What the exercise asks:
List each line in which the string "driver" appears.

Stored records

——————

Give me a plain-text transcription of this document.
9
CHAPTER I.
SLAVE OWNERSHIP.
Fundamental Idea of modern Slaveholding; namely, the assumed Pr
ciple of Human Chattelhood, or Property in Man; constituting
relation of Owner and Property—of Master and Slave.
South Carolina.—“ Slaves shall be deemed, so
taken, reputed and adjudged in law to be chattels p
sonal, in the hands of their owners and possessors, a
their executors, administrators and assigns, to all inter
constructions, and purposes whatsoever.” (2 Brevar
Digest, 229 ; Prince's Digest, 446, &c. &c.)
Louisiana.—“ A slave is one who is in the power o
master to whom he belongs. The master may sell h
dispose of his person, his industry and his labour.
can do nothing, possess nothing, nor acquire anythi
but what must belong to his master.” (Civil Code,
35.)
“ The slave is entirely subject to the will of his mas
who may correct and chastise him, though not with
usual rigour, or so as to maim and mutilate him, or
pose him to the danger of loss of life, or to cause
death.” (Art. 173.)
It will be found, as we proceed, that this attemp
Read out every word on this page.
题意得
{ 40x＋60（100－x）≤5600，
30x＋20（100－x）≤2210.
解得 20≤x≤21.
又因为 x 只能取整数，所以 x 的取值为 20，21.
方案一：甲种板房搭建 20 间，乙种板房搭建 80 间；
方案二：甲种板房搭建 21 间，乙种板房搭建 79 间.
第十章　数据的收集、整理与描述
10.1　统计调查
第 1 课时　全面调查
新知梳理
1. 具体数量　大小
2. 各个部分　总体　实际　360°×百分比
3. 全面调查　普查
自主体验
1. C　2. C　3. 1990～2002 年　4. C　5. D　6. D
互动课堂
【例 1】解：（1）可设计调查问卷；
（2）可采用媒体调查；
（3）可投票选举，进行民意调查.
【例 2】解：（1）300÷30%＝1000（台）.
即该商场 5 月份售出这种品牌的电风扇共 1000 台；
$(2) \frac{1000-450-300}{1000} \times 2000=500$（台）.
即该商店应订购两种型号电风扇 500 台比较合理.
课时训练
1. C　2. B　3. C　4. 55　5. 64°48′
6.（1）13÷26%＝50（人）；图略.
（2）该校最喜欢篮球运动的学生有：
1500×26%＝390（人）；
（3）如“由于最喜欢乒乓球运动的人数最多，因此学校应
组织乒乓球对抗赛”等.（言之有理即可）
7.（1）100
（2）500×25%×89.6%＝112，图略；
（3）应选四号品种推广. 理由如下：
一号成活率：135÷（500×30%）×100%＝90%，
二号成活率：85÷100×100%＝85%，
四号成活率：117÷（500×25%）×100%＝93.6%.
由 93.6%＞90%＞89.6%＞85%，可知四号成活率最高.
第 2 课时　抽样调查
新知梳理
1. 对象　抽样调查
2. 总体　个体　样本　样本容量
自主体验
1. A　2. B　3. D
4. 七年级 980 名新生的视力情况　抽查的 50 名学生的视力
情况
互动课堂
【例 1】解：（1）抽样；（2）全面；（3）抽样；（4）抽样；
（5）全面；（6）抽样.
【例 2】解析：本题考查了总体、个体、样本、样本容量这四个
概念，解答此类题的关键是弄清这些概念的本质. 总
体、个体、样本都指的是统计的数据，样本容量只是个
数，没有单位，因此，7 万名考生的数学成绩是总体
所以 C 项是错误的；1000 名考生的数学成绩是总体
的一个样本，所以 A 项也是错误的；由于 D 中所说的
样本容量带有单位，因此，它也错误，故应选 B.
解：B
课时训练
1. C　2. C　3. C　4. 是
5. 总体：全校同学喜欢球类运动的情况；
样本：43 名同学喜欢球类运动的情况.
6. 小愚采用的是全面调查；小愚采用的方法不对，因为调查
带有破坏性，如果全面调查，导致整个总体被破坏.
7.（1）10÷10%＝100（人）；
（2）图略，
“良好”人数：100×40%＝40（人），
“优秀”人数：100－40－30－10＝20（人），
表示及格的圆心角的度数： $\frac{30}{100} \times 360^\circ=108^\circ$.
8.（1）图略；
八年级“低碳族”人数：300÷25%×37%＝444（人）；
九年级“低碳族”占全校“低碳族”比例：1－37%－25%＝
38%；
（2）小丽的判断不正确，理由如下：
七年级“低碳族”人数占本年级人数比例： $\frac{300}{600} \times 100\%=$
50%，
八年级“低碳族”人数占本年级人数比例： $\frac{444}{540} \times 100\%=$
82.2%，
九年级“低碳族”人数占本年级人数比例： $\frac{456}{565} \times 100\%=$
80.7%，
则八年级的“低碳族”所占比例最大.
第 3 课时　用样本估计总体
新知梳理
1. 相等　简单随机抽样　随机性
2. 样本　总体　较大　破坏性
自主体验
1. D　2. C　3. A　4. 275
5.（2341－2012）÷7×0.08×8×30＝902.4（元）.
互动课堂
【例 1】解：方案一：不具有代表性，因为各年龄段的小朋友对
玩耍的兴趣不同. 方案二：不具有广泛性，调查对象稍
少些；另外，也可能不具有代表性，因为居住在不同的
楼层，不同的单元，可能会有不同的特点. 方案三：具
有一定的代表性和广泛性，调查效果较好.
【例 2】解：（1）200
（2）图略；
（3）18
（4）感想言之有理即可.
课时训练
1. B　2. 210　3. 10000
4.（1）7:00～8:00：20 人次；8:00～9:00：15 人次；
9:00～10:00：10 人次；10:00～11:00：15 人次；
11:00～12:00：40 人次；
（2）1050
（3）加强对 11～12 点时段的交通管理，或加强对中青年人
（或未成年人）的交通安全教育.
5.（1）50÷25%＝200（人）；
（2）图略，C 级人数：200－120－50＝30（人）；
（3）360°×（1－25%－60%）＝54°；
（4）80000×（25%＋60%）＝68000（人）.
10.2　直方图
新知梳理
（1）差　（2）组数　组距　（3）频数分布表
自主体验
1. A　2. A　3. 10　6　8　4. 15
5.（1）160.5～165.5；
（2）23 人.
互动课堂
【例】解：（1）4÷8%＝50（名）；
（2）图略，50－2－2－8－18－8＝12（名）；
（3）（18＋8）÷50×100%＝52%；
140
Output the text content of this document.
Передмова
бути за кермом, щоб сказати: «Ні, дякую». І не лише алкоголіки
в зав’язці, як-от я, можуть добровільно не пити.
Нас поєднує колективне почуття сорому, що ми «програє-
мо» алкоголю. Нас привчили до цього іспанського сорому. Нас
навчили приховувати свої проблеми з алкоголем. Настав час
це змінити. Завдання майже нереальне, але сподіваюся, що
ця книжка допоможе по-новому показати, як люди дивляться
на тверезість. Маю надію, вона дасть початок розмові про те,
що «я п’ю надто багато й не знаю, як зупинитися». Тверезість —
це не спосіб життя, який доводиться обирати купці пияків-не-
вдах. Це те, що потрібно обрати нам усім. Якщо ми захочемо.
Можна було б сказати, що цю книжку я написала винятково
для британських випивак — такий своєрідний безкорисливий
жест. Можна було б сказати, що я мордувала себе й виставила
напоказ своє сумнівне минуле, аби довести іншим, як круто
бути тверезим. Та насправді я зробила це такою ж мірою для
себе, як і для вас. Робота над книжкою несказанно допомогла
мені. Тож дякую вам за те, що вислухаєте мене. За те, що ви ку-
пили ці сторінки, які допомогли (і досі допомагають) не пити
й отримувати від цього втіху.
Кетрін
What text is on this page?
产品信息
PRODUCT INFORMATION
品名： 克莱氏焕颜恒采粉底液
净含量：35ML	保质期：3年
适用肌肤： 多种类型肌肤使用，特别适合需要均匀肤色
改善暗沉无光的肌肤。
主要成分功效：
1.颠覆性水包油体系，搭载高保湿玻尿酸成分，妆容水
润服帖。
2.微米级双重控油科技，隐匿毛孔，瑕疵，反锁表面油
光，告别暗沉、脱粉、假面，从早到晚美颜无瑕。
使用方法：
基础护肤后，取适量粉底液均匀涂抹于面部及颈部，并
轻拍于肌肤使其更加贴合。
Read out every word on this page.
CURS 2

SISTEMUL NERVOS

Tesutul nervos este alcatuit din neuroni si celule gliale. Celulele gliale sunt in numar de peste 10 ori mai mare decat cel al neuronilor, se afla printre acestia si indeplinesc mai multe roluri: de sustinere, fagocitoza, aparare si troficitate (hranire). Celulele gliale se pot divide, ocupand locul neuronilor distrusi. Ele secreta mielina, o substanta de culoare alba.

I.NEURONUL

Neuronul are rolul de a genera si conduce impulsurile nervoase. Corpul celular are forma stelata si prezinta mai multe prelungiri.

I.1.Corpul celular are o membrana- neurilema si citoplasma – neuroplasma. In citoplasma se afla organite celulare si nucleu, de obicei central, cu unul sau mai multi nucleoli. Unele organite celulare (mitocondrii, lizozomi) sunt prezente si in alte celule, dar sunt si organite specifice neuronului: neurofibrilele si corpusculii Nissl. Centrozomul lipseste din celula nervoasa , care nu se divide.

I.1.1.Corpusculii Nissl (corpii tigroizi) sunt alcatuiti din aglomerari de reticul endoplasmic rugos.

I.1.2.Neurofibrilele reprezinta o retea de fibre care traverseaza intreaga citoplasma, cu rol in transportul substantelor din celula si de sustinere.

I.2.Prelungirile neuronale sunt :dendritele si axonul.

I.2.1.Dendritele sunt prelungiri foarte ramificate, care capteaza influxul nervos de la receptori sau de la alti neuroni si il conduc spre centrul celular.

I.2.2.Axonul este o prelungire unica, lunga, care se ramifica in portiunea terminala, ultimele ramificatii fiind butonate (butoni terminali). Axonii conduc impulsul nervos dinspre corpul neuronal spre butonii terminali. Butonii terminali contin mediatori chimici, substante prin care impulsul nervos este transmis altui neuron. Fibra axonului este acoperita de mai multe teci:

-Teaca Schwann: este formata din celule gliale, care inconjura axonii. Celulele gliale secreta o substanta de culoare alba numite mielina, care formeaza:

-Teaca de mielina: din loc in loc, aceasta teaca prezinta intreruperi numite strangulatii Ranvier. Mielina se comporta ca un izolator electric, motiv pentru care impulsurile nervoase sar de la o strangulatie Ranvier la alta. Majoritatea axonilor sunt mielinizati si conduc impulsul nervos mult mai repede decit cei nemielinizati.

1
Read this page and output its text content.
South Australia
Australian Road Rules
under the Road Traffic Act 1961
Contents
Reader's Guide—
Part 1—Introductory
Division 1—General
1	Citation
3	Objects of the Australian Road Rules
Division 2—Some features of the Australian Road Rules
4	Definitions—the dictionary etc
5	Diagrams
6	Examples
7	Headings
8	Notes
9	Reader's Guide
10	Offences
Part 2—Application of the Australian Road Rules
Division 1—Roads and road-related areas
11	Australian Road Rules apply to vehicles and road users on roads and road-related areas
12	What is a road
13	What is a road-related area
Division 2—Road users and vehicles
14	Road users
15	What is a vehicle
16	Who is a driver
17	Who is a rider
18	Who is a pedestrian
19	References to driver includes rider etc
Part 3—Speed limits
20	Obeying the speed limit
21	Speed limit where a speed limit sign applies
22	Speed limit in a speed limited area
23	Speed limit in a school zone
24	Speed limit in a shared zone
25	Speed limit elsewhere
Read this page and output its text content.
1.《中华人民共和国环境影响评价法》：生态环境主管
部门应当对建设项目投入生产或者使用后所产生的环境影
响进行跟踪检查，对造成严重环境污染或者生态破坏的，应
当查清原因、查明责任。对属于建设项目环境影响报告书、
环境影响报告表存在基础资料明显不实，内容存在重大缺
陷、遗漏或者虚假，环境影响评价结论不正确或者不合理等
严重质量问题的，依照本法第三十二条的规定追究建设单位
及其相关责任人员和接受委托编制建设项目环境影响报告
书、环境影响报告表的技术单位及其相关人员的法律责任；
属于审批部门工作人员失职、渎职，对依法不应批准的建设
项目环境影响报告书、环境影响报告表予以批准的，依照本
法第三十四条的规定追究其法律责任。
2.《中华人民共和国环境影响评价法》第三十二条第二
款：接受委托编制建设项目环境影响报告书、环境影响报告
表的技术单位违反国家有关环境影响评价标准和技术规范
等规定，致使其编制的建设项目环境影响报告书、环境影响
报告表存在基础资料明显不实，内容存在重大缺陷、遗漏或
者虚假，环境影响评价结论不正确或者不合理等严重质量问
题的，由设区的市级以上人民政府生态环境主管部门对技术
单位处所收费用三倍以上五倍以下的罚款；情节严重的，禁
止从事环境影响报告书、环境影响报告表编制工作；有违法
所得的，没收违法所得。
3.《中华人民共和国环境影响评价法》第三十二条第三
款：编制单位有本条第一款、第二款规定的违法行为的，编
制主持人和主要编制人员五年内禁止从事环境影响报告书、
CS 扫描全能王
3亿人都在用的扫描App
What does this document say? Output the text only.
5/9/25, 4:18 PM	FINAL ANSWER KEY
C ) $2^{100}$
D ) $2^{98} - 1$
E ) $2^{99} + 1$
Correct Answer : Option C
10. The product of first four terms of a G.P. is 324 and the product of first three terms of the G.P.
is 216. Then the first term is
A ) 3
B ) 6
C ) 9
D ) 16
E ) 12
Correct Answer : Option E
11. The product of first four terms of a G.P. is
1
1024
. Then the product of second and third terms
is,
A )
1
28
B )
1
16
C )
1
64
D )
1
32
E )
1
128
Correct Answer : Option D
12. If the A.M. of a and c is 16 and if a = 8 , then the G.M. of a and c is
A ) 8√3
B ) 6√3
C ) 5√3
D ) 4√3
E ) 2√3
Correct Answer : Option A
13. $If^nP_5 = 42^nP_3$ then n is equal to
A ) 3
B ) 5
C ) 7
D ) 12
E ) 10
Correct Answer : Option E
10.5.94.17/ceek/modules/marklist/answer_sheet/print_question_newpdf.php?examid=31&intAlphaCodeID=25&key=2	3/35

——————

Solution:
16	Who is a driver
19	References to driver includes rider etc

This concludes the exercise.